/---

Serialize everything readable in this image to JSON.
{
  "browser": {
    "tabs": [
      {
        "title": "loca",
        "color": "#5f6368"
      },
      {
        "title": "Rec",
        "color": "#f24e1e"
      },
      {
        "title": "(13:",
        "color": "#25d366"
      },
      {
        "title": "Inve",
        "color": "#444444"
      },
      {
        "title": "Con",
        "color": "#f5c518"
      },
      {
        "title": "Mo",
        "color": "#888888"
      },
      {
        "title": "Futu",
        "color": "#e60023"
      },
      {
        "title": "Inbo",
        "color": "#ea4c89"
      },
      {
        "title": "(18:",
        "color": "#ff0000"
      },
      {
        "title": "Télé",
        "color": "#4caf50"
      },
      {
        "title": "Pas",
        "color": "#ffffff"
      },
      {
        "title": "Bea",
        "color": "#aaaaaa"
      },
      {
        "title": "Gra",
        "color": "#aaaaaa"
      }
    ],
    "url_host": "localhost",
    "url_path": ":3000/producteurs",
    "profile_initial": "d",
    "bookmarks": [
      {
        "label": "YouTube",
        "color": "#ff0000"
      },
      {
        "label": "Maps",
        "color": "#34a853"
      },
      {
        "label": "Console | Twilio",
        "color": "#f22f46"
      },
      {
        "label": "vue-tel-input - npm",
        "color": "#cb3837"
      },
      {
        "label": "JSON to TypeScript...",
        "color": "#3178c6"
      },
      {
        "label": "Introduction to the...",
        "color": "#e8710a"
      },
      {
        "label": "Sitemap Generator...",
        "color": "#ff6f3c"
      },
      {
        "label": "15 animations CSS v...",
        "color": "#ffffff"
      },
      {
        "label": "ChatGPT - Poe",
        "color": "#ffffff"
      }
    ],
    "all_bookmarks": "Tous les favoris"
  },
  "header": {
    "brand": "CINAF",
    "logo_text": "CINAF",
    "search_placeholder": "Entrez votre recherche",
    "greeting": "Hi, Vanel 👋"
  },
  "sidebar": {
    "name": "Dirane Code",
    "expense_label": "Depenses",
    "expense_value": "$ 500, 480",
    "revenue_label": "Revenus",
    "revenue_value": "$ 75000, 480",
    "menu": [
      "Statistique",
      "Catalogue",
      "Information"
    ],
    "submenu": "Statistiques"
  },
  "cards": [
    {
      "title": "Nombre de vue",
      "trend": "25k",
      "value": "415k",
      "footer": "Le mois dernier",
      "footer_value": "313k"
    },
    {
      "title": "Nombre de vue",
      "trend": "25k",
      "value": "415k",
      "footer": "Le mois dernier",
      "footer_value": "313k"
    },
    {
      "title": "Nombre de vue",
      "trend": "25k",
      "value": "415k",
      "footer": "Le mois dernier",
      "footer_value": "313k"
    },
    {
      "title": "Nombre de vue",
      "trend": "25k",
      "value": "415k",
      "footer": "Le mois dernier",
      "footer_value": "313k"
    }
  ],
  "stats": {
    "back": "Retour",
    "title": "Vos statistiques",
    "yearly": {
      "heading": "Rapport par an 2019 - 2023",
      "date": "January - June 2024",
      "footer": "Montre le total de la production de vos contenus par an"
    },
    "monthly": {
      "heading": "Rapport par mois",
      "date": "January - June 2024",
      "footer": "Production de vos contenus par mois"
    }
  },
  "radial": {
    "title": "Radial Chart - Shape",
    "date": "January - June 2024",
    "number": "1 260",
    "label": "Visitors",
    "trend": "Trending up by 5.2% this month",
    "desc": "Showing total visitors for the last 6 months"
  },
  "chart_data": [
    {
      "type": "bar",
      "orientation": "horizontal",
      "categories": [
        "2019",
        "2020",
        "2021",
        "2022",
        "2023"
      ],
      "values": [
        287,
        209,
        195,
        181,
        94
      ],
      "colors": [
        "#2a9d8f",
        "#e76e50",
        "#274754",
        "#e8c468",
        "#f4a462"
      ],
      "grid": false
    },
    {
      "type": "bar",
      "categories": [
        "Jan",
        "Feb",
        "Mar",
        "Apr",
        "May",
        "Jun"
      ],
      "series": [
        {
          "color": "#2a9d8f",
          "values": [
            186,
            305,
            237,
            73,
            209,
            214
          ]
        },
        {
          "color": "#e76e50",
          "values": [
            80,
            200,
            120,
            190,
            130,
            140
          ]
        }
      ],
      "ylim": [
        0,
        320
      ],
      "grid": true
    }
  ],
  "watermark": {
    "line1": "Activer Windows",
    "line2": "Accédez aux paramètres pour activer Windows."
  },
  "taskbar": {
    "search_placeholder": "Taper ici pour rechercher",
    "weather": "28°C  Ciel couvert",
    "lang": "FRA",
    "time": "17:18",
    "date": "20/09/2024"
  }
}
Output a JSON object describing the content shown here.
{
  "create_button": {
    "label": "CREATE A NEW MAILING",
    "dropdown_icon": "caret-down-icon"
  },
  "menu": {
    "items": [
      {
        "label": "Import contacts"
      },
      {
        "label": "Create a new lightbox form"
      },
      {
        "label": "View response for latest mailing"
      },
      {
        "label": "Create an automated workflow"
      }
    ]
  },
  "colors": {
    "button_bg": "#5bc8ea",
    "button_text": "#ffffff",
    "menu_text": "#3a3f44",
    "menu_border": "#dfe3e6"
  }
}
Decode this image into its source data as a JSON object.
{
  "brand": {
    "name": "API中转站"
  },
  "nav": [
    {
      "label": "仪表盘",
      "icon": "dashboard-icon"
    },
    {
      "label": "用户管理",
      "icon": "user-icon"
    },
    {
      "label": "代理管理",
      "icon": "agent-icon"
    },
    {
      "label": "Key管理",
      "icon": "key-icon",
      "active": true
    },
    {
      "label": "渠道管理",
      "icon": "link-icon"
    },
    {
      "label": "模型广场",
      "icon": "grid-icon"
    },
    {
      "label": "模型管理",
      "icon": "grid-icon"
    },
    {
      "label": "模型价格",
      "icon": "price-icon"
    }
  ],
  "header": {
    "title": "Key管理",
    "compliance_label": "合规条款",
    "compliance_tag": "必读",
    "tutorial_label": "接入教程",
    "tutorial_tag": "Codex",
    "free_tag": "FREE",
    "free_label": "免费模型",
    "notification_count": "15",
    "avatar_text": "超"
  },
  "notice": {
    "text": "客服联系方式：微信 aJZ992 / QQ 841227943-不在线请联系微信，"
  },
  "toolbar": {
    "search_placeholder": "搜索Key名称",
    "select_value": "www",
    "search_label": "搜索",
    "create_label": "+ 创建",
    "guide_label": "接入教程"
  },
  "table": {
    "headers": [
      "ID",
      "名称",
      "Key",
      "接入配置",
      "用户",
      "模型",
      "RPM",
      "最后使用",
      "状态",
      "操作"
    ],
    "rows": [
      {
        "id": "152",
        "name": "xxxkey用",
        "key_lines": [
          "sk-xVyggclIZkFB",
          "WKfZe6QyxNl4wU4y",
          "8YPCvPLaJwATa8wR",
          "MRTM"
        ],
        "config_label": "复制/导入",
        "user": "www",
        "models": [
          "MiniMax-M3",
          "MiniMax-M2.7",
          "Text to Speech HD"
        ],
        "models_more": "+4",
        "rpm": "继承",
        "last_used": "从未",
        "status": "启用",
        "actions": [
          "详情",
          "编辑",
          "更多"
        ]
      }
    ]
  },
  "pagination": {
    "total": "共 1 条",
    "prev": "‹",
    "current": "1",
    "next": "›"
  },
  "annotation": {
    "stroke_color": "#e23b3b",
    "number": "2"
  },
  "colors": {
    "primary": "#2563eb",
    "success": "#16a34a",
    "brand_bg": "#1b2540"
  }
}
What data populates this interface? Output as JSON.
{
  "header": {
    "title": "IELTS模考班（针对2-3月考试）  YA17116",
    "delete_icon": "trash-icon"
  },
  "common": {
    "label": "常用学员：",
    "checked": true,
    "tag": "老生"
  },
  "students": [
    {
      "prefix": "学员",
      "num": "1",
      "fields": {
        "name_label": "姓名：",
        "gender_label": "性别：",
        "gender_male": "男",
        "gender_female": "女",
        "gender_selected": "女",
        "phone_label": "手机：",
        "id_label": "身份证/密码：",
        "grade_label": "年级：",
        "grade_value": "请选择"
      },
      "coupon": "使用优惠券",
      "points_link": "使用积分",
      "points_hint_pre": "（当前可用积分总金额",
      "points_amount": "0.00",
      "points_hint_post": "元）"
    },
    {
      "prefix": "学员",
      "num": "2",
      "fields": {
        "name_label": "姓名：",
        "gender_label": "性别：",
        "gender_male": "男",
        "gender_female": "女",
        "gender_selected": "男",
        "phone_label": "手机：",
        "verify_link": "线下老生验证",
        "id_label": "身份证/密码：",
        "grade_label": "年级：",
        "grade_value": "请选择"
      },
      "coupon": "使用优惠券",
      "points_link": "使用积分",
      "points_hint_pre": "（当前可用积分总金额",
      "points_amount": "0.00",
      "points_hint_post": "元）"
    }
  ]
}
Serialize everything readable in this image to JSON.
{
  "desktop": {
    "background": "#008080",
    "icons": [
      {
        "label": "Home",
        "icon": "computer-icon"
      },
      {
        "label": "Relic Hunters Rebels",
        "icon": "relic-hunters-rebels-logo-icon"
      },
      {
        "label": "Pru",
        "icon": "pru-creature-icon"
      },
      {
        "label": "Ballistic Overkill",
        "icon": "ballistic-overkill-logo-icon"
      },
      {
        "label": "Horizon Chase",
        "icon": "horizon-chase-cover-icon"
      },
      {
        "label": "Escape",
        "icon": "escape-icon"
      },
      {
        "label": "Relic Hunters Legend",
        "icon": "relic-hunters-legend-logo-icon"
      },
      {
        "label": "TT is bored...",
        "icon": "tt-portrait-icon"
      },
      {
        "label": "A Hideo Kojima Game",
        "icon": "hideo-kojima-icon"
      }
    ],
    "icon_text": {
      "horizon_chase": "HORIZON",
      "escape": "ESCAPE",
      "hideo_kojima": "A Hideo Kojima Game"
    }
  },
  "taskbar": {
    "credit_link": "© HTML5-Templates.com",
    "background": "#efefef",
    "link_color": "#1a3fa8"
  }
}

\---

What the task requires: Copy every line from the entries that contains the word "接入教程".

Finished answer:
    "tutorial_label": "接入教程",
    "guide_label": "接入教程"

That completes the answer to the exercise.